[Annotated element entries]
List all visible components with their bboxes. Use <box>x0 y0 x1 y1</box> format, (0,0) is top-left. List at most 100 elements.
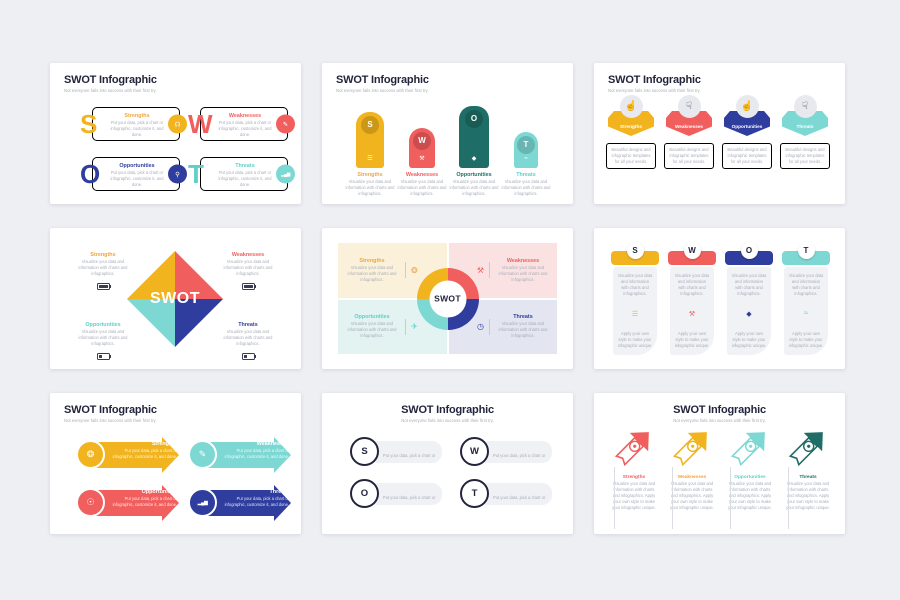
letter-t: T <box>797 242 815 259</box>
columns: S Visualize your data and information wi… <box>611 242 830 355</box>
quadrant-body: Visualize your data and information with… <box>347 321 397 339</box>
icon-glyph: ☊ <box>174 121 181 128</box>
battery-full-icon <box>96 282 111 290</box>
strengths-item: S Put your data, pick a chart or infogra… <box>350 437 446 467</box>
letter-t: T <box>517 136 535 154</box>
text-box: Beautiful designs and infographic templa… <box>664 143 714 169</box>
icon-glyph: ✎ <box>282 121 289 128</box>
text-box: Beautiful designs and infographic templa… <box>606 143 656 169</box>
threats-column: Threats Visualize your data and informat… <box>782 425 834 529</box>
arrow-text: Threats Put your data, pick a chart or i… <box>220 489 289 508</box>
opportunities-column: O Visualize your data and information wi… <box>725 242 773 355</box>
slide-header: SWOT Infographic Not everyone fails into… <box>608 74 701 93</box>
arrow-head <box>162 437 179 473</box>
slide-title: SWOT Infographic <box>401 404 494 416</box>
location-pin-icon: ⚲ <box>168 164 187 184</box>
strengths-arrow: ❂ Strengths Put your data, pick a chart … <box>76 437 180 473</box>
weaknesses-block: Weaknesses Visualize your data and infor… <box>217 252 279 295</box>
opportunities-card: O Opportunities Put your data, pick a ch… <box>80 157 187 191</box>
card-body-bottom: Apply your own style to make your infogr… <box>731 331 767 349</box>
divider <box>489 262 490 279</box>
column-text: Weaknesses Visualize your data and infor… <box>666 475 718 511</box>
column-card: Visualize your data and information with… <box>784 267 828 355</box>
divider <box>405 262 406 279</box>
badge-label: Weaknesses <box>674 123 704 129</box>
block-body: Visualize your data and information with… <box>223 329 273 346</box>
column-line <box>788 467 789 529</box>
arrow-head <box>274 485 291 521</box>
item-pill: Put your data, pick a chart or infograph… <box>372 483 442 505</box>
badge-label: Strengths <box>620 123 642 129</box>
award-icon: ❂ <box>76 440 105 469</box>
diagonal-arrow-icon <box>672 432 707 467</box>
block-heading: Threats <box>238 322 258 328</box>
arrow-text: Strengths Put your data, pick a chart or… <box>108 441 177 460</box>
slide-subtitle: Not everyone fails into success with the… <box>336 88 429 93</box>
threats-label: Threats Visualize your data and informat… <box>500 172 552 197</box>
item-pill: Put your data, pick a chart or infograph… <box>482 483 552 505</box>
card-heading: Threats <box>235 163 255 169</box>
card-body: Put your data, pick a chart or infograph… <box>218 120 272 137</box>
tombstone-shape: S ☰ <box>356 112 384 168</box>
slide-title: SWOT Infographic <box>608 74 701 86</box>
block-heading: Opportunities <box>85 322 121 328</box>
column-text: Opportunities Visualize your data and in… <box>724 475 776 511</box>
letter-s: S <box>361 116 379 134</box>
label-heading: Strengths <box>357 172 383 178</box>
label-heading: Weaknesses <box>405 172 439 178</box>
label-body: Visualize your data and information with… <box>449 179 499 196</box>
slide-badge-columns: SWOT Infographic Not everyone fails into… <box>594 63 845 204</box>
battery-low-icon <box>241 352 256 360</box>
card-body: Put your data, pick a chart or infograph… <box>218 170 272 187</box>
arrow-heading: Opportunities <box>141 489 177 495</box>
rocket-icon: ✈ <box>411 322 418 332</box>
slide-letter-columns: S Visualize your data and information wi… <box>594 228 845 369</box>
letter-w: W <box>460 437 489 466</box>
column-card: Visualize your data and information with… <box>670 267 714 355</box>
letter-w: W <box>188 109 213 139</box>
letter-t: T <box>460 479 489 508</box>
strengths-label: Strengths Visualize your data and inform… <box>344 172 396 197</box>
letter-t: T <box>188 159 204 189</box>
card-body-bottom: Apply your own style to make your infogr… <box>788 331 824 349</box>
threats-arrow: ▂▄▆ Threats Put your data, pick a chart … <box>188 485 292 521</box>
arrow-text: Opportunities Put your data, pick a char… <box>108 489 177 508</box>
letter-s: S <box>350 437 379 466</box>
tombstone-shape: T ≈ <box>514 132 538 168</box>
threats-column: ☟ Threats Beautiful designs and infograp… <box>777 95 833 169</box>
threats-item: T Put your data, pick a chart or infogra… <box>460 479 556 509</box>
box-body: Beautiful designs and infographic templa… <box>727 147 767 164</box>
card-body-top: Visualize your data and information with… <box>617 273 653 296</box>
column-text: Strengths Visualize your data and inform… <box>608 475 660 511</box>
column-text: Threats Visualize your data and informat… <box>782 475 834 511</box>
strengths-column: S Visualize your data and information wi… <box>611 242 659 355</box>
icon-glyph: ☟ <box>801 101 809 112</box>
column-line <box>672 467 673 529</box>
quadrant-heading: Weaknesses <box>506 257 540 264</box>
arrow-heading: Strengths <box>151 441 177 447</box>
slide-title: SWOT Infographic <box>673 404 766 416</box>
label-body: Visualize your data and information with… <box>397 179 447 196</box>
slide-header: SWOT Infographic Not everyone fails into… <box>64 404 157 423</box>
card-text: Threats Put your data, pick a chart or i… <box>216 163 274 188</box>
pill-body: Put your data, pick a chart or infograph… <box>493 495 546 500</box>
lightbulb-icon: ☉ <box>76 488 105 517</box>
text-box: Beautiful designs and infographic templa… <box>722 143 772 169</box>
text-box: Beautiful designs and infographic templa… <box>780 143 830 169</box>
waves-icon: ≈ <box>524 156 528 162</box>
items-grid: S Put your data, pick a chart or infogra… <box>350 437 556 509</box>
slide-quadrant-donut: Strengths Visualize your data and inform… <box>322 228 573 369</box>
award-icon: ❂ <box>411 265 418 275</box>
column-card: Visualize your data and information with… <box>727 267 771 355</box>
box-body: Beautiful designs and infographic templa… <box>611 147 651 164</box>
pill-body: Put your data, pick a chart or infograph… <box>383 453 436 458</box>
diagonal-arrow-icon <box>730 432 765 467</box>
clock-icon: ◷ <box>477 322 484 332</box>
letter-s: S <box>80 109 98 139</box>
arrow-body-text: Put your data, pick a chart or infograph… <box>224 496 289 507</box>
strengths-column: ☝ Strengths Beautiful designs and infogr… <box>603 95 659 169</box>
quadrant-heading: Threats <box>513 314 533 321</box>
column-card: Visualize your data and information with… <box>613 267 657 355</box>
threats-block: Threats Visualize your data and informat… <box>217 322 279 365</box>
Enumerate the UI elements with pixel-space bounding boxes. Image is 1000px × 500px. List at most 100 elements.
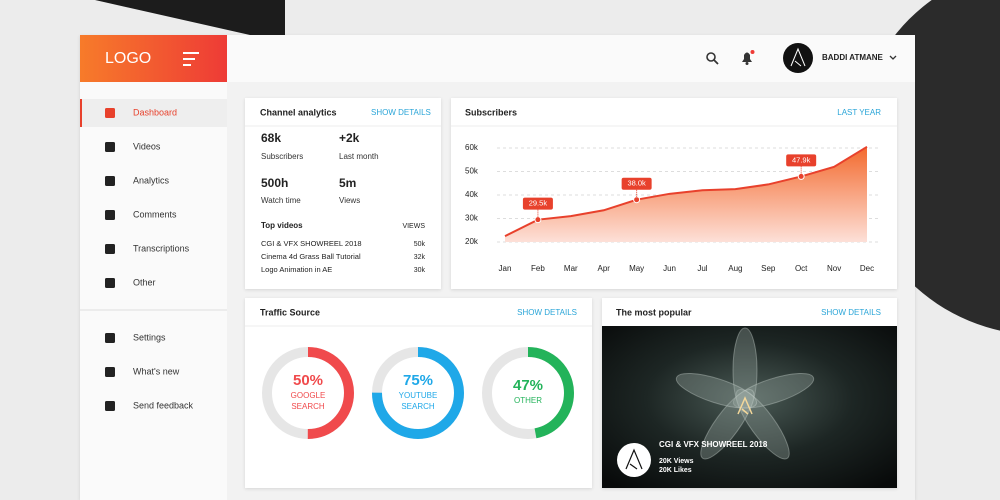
panel-title: The most popular [616,307,692,317]
nav-icon [105,210,115,220]
donut-label: OTHER [514,396,542,405]
point [633,196,641,204]
bell-icon[interactable] [742,50,755,65]
callout [621,177,652,190]
x-tick-label: Jul [697,264,707,273]
value-label: 47.9k [792,155,811,164]
donut-value: 47% [513,377,543,394]
x-tick-label: Jan [499,264,512,273]
y-tick-label: 60k [465,143,479,152]
nav-icon [105,333,115,343]
nav-item[interactable]: Analytics [133,175,170,185]
y-tick-label: 50k [465,167,479,176]
donut-label: GOOGLE [291,391,326,400]
video-name[interactable]: Logo Animation in AE [261,265,332,274]
stat-label: Watch time [261,196,301,205]
avatar[interactable] [783,43,813,73]
nav-active-bar [80,99,82,127]
nav-active [80,99,227,127]
video-name[interactable]: Cinema 4d Grass Ball Tutorial [261,252,361,261]
y-tick-label: 20k [465,237,479,246]
panel [245,298,592,488]
bg-shape [95,0,285,35]
chevron[interactable] [889,55,897,60]
x-tick-label: Dec [860,264,874,273]
value-label: 38.0k [627,179,646,188]
user-name[interactable]: BADDI ATMANE [822,53,884,62]
x-tick-label: Mar [564,264,578,273]
show-details[interactable]: SHOW DETAILS [821,308,881,317]
donut-label: YOUTUBE [399,391,438,400]
nav-icon [105,367,115,377]
callout [522,197,553,210]
show-details[interactable]: SHOW DETAILS [517,308,577,317]
show-details[interactable]: SHOW DETAILS [371,108,431,117]
stat-label: Views [339,196,360,205]
views-header: VIEWS [402,223,425,230]
y-tick-label: 40k [465,190,479,199]
donut-value: 50% [293,372,323,389]
video-views: 30k [414,267,426,274]
video-views: 20K Views [659,458,694,465]
value-label: 29.5k [529,199,548,208]
video-name[interactable]: CGI & VFX SHOWREEL 2018 [261,239,362,248]
donut-arc [372,347,464,439]
video-views: 32k [414,254,426,261]
search-icon[interactable] [706,52,719,65]
nav-icon [105,142,115,152]
nav-item[interactable]: Videos [133,141,161,151]
point [534,216,542,224]
nav-item[interactable]: Settings [133,332,166,342]
stat-value: 500h [261,176,288,190]
donut-label: SEARCH [401,402,435,411]
nav-icon [105,401,115,411]
callout [786,154,817,167]
line [504,145,868,238]
logo: LOGO [105,50,151,67]
x-tick-label: Aug [728,264,742,273]
stat-label: Last month [339,152,379,161]
point [797,172,805,180]
sidebar [80,82,227,500]
x-tick-label: May [629,264,644,273]
x-tick-label: Jun [663,264,676,273]
video-views: 50k [414,241,426,248]
panel-title: Channel analytics [260,107,337,117]
video-title: CGI & VFX SHOWREEL 2018 [659,440,768,449]
video-thumbnail[interactable] [602,326,897,488]
panel-title: Traffic Source [260,307,320,317]
nav-icon [105,278,115,288]
nav-item[interactable]: Dashboard [133,107,177,117]
panel-title: Subscribers [465,107,517,117]
x-tick-label: Sep [761,264,776,273]
nav-item[interactable]: Send feedback [133,400,194,410]
donut-value: 75% [403,372,433,389]
x-tick-label: Nov [827,264,841,273]
video-likes: 20K Likes [659,467,692,474]
stat-label: Subscribers [261,152,303,161]
stat-value: +2k [339,131,360,145]
x-tick-label: Feb [531,264,545,273]
stat-value: 68k [261,131,281,145]
nav-item[interactable]: Transcriptions [133,243,190,253]
y-tick-label: 30k [465,214,479,223]
x-tick-label: Apr [598,264,611,273]
nav-icon [105,244,115,254]
menu-icon[interactable] [183,52,199,66]
top-videos-title: Top videos [261,221,303,230]
nav-item[interactable]: What's new [133,366,180,376]
panel [245,98,441,289]
nav-icon [105,176,115,186]
nav-icon [105,108,115,118]
donut-arc [262,347,354,439]
nav-item[interactable]: Comments [133,209,177,219]
stat-value: 5m [339,176,356,190]
last-year[interactable]: LAST YEAR [837,108,881,117]
area [505,146,867,242]
x-tick-label: Oct [795,264,808,273]
nav-item[interactable]: Other [133,277,156,287]
donut-arc [482,347,574,439]
donut-label: SEARCH [291,402,325,411]
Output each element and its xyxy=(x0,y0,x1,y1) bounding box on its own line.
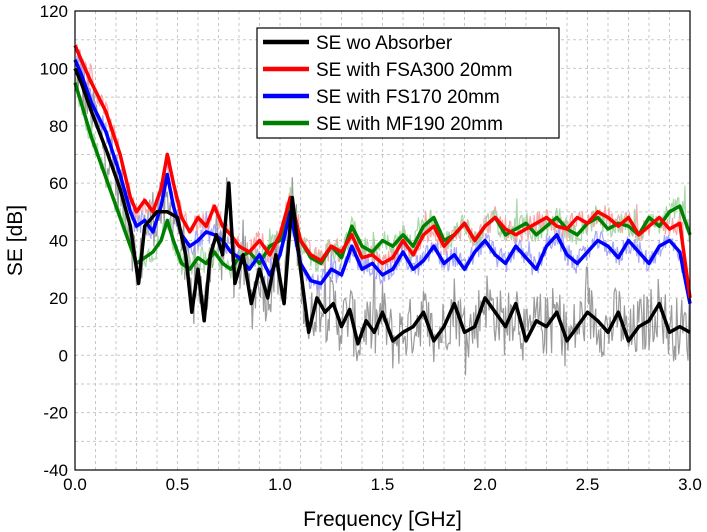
legend: SE wo Absorber SE with FSA300 20mm SE with… xyxy=(256,27,560,139)
y-tick-label: 100 xyxy=(40,59,68,78)
raw-trace-4 xyxy=(74,76,691,279)
series-lines xyxy=(73,44,692,346)
y-tick-label: -40 xyxy=(43,461,68,480)
x-tick-label: 0.0 xyxy=(63,475,87,494)
plot-frame xyxy=(74,10,691,471)
y-tick-label: 120 xyxy=(40,2,68,21)
legend-label: SE with FS170 20mm xyxy=(316,87,500,108)
legend-items: SE wo Absorber SE with FSA300 20mm SE with… xyxy=(263,33,512,135)
y-tick-label: 80 xyxy=(49,117,68,136)
legend-box xyxy=(256,27,560,139)
y-tick-label: -20 xyxy=(43,404,68,423)
x-tick-label: 3.0 xyxy=(678,475,702,494)
series-line-2 xyxy=(73,44,692,299)
y-tick-label: 0 xyxy=(59,346,68,365)
y-axis-title: SE [dB] xyxy=(4,205,27,276)
legend-label: SE with MF190 20mm xyxy=(316,114,503,135)
x-tick-labels: 0.0 0.5 1.0 1.5 2.0 2.5 3.0 xyxy=(63,475,702,494)
y-tick-labels: -40 -20 0 20 40 60 80 100 120 xyxy=(40,2,68,480)
y-tick-label: 40 xyxy=(49,232,68,251)
series-line-1 xyxy=(73,67,691,346)
x-tick-label: 2.0 xyxy=(473,475,497,494)
series-line-4 xyxy=(73,82,692,271)
x-tick-label: 2.5 xyxy=(576,475,600,494)
x-tick-label: 0.5 xyxy=(166,475,190,494)
legend-label: SE with FSA300 20mm xyxy=(316,60,512,81)
series-line-3 xyxy=(73,59,692,304)
x-tick-label: 1.5 xyxy=(371,475,395,494)
legend-label: SE wo Absorber xyxy=(316,33,453,54)
y-tick-label: 20 xyxy=(49,289,68,308)
x-axis-title: Frequency [GHz] xyxy=(303,508,462,531)
y-tick-label: 60 xyxy=(49,174,68,193)
x-tick-label: 1.0 xyxy=(268,475,292,494)
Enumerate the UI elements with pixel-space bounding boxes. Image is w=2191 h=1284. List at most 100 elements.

§ Work instructions: Select every line of the records above that contains the string "diagonal".

§ Correct output:
diagonal-arrow-icon <box>672 432 707 467</box>
diagonal-arrow-icon <box>730 432 765 467</box>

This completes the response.